WHAT THE TASK REQUIRES:
Reproduce the items below exactly as they appear, from the first line through the line containing "data-label: 20.830: [193, 172, 230, 180]", including both of those lines.

TASK INPUTS:
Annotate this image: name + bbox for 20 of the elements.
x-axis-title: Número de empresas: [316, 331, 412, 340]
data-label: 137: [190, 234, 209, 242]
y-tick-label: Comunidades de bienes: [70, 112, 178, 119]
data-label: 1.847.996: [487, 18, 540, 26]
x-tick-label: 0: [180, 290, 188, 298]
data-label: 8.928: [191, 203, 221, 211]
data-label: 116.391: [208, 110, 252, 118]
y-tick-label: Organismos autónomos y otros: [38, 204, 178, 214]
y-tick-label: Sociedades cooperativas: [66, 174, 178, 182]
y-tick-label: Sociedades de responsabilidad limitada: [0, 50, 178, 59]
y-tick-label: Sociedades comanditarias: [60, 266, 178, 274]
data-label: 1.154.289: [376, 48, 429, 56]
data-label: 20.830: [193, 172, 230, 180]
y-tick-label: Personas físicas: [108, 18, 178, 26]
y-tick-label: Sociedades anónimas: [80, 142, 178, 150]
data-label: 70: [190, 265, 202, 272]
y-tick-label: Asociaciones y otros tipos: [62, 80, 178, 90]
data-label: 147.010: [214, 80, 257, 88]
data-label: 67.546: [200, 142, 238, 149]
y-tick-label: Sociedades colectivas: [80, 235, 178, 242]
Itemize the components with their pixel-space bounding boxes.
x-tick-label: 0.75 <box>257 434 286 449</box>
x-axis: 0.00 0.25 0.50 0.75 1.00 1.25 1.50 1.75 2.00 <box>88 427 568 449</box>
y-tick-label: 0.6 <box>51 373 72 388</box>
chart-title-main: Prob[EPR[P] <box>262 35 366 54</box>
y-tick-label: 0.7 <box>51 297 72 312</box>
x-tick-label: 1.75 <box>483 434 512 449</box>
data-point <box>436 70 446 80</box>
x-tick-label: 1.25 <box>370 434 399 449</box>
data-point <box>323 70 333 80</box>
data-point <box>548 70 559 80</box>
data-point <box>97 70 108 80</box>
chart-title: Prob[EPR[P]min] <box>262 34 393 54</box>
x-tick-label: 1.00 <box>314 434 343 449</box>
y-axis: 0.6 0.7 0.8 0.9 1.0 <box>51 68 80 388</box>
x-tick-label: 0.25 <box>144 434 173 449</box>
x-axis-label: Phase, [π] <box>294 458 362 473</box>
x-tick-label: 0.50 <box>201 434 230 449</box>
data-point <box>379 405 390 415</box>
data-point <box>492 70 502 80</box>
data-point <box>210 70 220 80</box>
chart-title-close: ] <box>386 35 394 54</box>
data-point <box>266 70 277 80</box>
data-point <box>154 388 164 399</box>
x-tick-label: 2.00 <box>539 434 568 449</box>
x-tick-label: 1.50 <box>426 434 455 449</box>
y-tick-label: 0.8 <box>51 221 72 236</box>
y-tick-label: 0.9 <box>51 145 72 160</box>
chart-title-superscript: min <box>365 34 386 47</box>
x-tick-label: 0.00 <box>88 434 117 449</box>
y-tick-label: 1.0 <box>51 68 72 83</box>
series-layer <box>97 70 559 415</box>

FINISHED EXERCISE:
Annotate this image: name + bbox for 20 of the elements.
x-axis-title: Número de empresas: [316, 331, 412, 340]
data-label: 137: [190, 234, 209, 242]
y-tick-label: Comunidades de bienes: [70, 112, 178, 119]
data-label: 1.847.996: [487, 18, 540, 26]
x-tick-label: 0: [180, 290, 188, 298]
data-label: 8.928: [191, 203, 221, 211]
data-label: 116.391: [208, 110, 252, 118]
y-tick-label: Organismos autónomos y otros: [38, 204, 178, 214]
y-tick-label: Sociedades cooperativas: [66, 174, 178, 182]
y-tick-label: Sociedades de responsabilidad limitada: [0, 50, 178, 59]
y-tick-label: Sociedades comanditarias: [60, 266, 178, 274]
data-label: 1.154.289: [376, 48, 429, 56]
data-label: 20.830: [193, 172, 230, 180]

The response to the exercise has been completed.